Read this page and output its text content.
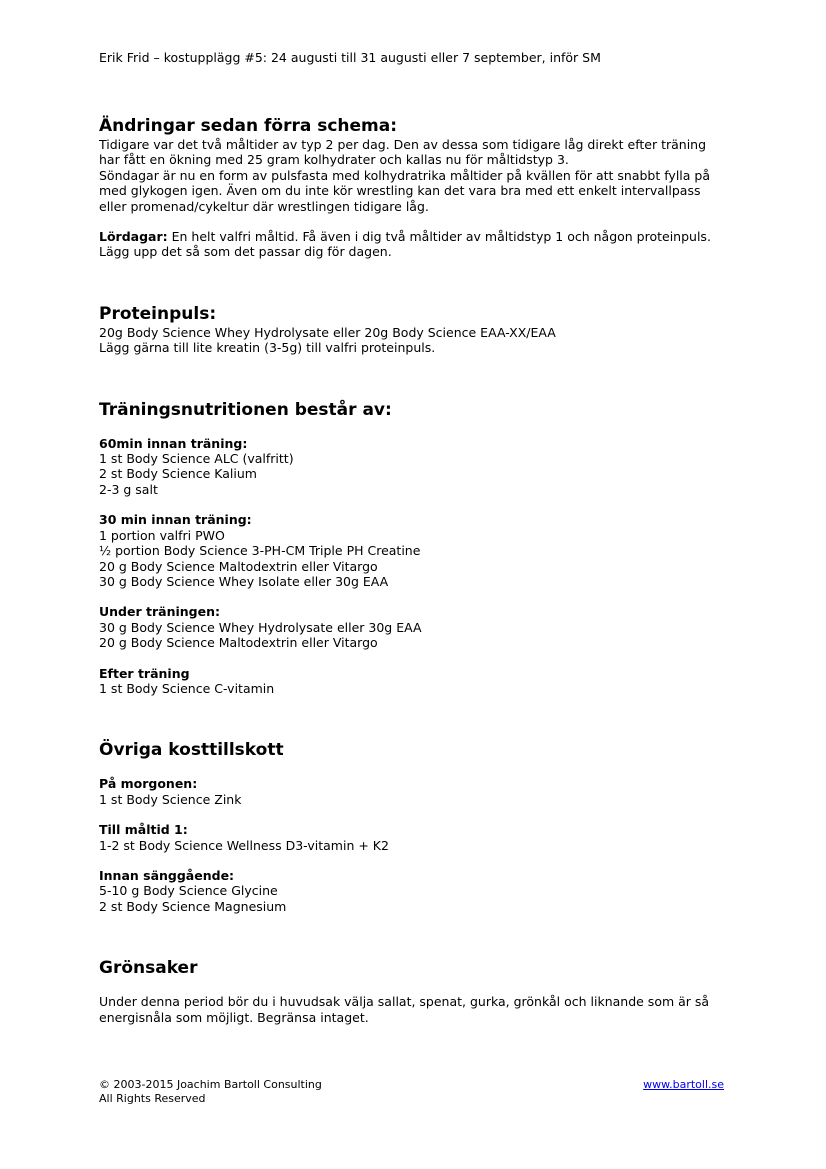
Erik Frid – kostupplägg #5: 24 augusti till 31 augusti eller 7 september, inför SM
Ändringar sedan förra schema:
Tidigare var det två måltider av typ 2 per dag. Den av dessa som tidigare låg direkt efter träning
har fått en ökning med 25 gram kolhydrater och kallas nu för måltidstyp 3.
Söndagar är nu en form av pulsfasta med kolhydratrika måltider på kvällen för att snabbt fylla på
med glykogen igen. Även om du inte kör wrestling kan det vara bra med ett enkelt intervallpass
eller promenad/cykeltur där wrestlingen tidigare låg.
Lördagar: En helt valfri måltid. Få även i dig två måltider av måltidstyp 1 och någon proteinpuls.
Lägg upp det så som det passar dig för dagen.
Proteinpuls:
20g Body Science Whey Hydrolysate eller 20g Body Science EAA-XX/EAA
Lägg gärna till lite kreatin (3-5g) till valfri proteinpuls.
Träningsnutritionen består av:
60min innan träning:
1 st Body Science ALC (valfritt)
2 st Body Science Kalium
2-3 g salt
30 min innan träning:
1 portion valfri PWO
½ portion Body Science 3-PH-CM Triple PH Creatine
20 g Body Science Maltodextrin eller Vitargo
30 g Body Science Whey Isolate eller 30g EAA
Under träningen:
30 g Body Science Whey Hydrolysate eller 30g EAA
20 g Body Science Maltodextrin eller Vitargo
Efter träning
1 st Body Science C-vitamin
Övriga kosttillskott
På morgonen:
1 st Body Science Zink
Till måltid 1:
1-2 st Body Science Wellness D3-vitamin + K2
Innan sänggående:
5-10 g Body Science Glycine
2 st Body Science Magnesium
Grönsaker
Under denna period bör du i huvudsak välja sallat, spenat, gurka, grönkål och liknande som är så
energisnåla som möjligt. Begränsa intaget.
© 2003-2015 Joachim Bartoll Consulting
All Rights Reserved
www.bartoll.se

▶ [REQUIRED ACTION] No pictures go in the copy. Set down all the data exactly.

▶ [RESPONSE AREA]
Read this page and output its text content.
Erik Frid – kostupplägg #5: 24 augusti till 31 augusti eller 7 september, inför SM
Ändringar sedan förra schema:
Tidigare var det två måltider av typ 2 per dag. Den av dessa som tidigare låg direkt efter träning
har fått en ökning med 25 gram kolhydrater och kallas nu för måltidstyp 3.
Söndagar är nu en form av pulsfasta med kolhydratrika måltider på kvällen för att snabbt fylla på
med glykogen igen. Även om du inte kör wrestling kan det vara bra med ett enkelt intervallpass
eller promenad/cykeltur där wrestlingen tidigare låg.
Lördagar: En helt valfri måltid. Få även i dig två måltider av måltidstyp 1 och någon proteinpuls.
Lägg upp det så som det passar dig för dagen.
Proteinpuls:
20g Body Science Whey Hydrolysate eller 20g Body Science EAA-XX/EAA
Lägg gärna till lite kreatin (3-5g) till valfri proteinpuls.
Träningsnutritionen består av:
60min innan träning:
1 st Body Science ALC (valfritt)
2 st Body Science Kalium
2-3 g salt
30 min innan träning:
1 portion valfri PWO
½ portion Body Science 3-PH-CM Triple PH Creatine
20 g Body Science Maltodextrin eller Vitargo
30 g Body Science Whey Isolate eller 30g EAA
Under träningen:
30 g Body Science Whey Hydrolysate eller 30g EAA
20 g Body Science Maltodextrin eller Vitargo
Efter träning
1 st Body Science C-vitamin
Övriga kosttillskott
På morgonen:
1 st Body Science Zink
Till måltid 1:
1-2 st Body Science Wellness D3-vitamin + K2
Innan sänggående:
5-10 g Body Science Glycine
2 st Body Science Magnesium
Grönsaker
Under denna period bör du i huvudsak välja sallat, spenat, gurka, grönkål och liknande som är så
energisnåla som möjligt. Begränsa intaget.
© 2003-2015 Joachim Bartoll Consulting
All Rights Reserved
www.bartoll.se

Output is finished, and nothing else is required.